- Challenge:
Each line in the entries below that holds the string "selected" is to be listed.

- Material for this task:
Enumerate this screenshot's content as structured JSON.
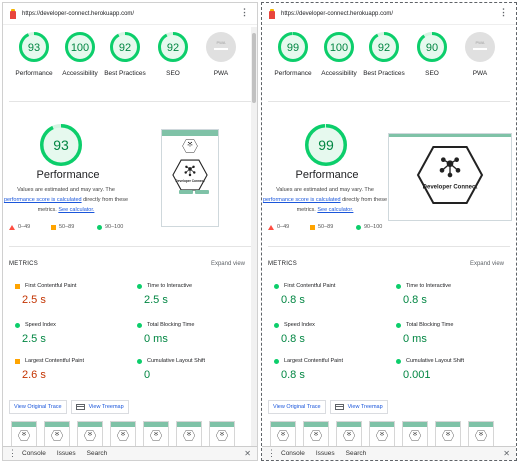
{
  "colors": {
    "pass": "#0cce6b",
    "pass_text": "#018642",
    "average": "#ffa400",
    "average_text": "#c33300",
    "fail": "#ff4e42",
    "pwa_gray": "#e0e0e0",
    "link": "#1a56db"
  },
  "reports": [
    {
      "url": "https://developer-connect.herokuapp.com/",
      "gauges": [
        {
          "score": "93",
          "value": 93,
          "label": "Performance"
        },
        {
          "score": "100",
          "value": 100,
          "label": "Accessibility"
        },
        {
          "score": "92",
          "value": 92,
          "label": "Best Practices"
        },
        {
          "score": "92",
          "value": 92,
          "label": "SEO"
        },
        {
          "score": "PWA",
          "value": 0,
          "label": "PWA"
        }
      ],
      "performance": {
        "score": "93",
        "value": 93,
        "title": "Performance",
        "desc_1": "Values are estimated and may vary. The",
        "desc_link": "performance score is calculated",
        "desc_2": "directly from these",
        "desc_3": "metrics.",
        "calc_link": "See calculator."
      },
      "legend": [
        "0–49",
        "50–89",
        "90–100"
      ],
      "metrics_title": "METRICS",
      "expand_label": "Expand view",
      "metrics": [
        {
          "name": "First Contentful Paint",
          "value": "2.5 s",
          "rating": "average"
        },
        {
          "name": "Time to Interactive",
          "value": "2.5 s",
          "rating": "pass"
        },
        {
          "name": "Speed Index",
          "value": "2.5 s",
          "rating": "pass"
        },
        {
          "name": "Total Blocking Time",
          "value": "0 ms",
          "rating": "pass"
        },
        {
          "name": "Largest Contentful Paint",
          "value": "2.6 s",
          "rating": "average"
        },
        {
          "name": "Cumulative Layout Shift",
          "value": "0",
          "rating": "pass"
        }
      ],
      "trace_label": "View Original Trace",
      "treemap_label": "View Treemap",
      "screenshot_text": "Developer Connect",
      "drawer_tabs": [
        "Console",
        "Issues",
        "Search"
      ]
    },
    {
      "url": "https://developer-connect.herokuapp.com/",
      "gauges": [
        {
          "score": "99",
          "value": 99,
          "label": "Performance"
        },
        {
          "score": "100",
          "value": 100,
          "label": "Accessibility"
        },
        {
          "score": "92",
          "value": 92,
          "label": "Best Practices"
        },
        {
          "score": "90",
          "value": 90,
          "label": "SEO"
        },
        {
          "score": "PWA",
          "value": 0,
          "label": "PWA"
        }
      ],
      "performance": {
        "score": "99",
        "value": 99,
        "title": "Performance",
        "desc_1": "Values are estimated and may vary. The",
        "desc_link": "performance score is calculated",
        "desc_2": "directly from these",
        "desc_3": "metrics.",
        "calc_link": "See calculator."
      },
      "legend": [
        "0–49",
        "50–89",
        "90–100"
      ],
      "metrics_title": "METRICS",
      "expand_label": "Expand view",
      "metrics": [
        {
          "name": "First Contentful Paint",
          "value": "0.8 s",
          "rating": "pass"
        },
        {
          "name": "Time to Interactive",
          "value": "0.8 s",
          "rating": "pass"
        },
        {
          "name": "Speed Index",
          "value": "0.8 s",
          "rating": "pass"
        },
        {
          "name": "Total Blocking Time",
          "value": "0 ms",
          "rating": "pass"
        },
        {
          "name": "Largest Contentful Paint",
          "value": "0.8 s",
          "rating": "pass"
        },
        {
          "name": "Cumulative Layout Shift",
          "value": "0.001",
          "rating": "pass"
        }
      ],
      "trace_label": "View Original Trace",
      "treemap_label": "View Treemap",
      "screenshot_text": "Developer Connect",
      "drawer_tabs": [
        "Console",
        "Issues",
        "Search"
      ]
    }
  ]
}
* * *
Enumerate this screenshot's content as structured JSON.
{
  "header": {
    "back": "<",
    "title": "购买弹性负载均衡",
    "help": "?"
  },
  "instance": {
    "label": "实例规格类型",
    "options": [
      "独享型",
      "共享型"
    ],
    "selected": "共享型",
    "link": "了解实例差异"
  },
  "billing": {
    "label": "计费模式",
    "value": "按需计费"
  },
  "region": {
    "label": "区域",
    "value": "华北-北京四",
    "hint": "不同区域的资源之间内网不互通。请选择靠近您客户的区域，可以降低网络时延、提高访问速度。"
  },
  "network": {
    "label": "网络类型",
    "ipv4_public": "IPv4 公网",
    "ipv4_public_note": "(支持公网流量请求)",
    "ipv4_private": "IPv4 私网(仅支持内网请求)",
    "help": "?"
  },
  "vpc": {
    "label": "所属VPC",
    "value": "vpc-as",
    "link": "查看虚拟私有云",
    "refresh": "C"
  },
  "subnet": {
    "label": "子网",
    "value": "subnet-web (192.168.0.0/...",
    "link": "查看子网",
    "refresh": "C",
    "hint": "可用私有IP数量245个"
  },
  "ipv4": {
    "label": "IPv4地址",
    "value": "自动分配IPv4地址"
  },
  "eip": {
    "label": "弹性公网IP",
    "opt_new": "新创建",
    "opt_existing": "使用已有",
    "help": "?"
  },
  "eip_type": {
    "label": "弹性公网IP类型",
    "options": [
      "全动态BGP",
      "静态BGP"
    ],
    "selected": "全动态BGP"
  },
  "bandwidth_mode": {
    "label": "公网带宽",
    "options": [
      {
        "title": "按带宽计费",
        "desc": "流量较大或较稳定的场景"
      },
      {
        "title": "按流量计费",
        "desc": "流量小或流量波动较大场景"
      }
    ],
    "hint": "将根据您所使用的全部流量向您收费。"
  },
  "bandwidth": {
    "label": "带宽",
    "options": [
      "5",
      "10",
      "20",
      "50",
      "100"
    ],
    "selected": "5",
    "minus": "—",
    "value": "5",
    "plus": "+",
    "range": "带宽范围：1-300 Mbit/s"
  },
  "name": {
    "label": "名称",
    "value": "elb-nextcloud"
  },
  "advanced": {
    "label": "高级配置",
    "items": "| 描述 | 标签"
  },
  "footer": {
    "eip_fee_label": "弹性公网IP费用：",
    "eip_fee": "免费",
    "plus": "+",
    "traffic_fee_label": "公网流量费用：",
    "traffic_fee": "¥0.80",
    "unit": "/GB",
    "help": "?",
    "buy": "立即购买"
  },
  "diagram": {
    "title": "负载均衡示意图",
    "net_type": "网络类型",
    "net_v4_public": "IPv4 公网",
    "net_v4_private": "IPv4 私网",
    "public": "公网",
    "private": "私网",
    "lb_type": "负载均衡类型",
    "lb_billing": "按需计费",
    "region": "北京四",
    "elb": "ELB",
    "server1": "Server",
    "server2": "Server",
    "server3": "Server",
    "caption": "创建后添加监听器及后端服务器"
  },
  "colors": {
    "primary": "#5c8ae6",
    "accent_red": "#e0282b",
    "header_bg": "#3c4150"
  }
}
==
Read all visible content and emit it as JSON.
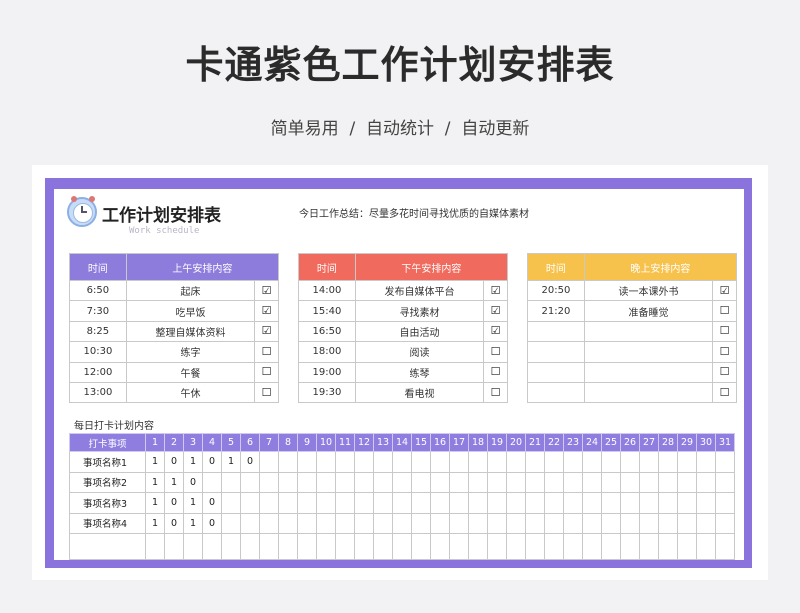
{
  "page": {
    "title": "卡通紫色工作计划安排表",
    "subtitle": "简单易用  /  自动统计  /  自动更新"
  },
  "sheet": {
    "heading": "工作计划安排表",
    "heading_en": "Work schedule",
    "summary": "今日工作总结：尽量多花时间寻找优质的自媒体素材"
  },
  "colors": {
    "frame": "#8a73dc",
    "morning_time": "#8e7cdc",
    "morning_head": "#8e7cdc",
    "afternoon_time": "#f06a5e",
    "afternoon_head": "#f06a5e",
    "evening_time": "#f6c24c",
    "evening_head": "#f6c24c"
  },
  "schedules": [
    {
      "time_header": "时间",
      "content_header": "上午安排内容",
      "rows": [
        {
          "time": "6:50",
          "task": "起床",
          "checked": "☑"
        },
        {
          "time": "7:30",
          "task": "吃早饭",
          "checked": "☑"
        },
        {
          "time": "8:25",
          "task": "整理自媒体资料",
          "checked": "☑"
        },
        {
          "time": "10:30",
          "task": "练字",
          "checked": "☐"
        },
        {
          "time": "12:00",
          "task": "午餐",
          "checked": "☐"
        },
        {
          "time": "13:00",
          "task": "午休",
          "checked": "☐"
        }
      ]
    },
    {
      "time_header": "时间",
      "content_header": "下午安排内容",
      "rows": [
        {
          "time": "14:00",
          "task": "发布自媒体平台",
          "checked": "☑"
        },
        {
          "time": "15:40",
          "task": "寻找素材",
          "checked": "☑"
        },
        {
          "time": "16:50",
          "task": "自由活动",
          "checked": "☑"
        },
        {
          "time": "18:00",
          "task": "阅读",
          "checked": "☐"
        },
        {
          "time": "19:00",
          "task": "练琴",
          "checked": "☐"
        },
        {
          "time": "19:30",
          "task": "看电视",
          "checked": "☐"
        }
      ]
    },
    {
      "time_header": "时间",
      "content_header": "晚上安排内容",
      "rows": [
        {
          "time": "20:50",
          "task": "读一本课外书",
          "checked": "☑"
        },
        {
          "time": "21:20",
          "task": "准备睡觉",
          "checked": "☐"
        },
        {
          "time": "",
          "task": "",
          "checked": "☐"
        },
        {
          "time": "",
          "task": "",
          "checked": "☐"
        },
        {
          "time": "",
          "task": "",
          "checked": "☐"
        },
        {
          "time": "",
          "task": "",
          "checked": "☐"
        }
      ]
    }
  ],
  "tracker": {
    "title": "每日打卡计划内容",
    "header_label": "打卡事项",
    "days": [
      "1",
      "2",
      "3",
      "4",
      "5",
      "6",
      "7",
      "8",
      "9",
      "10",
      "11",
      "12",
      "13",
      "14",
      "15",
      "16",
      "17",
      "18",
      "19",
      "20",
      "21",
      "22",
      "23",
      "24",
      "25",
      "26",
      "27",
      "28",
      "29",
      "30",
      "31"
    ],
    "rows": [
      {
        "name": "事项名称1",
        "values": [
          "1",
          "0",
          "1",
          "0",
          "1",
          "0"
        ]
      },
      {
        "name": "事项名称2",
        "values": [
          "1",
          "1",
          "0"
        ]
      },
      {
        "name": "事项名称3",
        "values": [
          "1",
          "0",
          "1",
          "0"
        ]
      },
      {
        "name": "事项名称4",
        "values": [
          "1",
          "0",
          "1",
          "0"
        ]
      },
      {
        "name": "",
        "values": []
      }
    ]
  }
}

- Output for this task:
    "selected": "共享型",
    "selected": "全动态BGP"
    "selected": "5",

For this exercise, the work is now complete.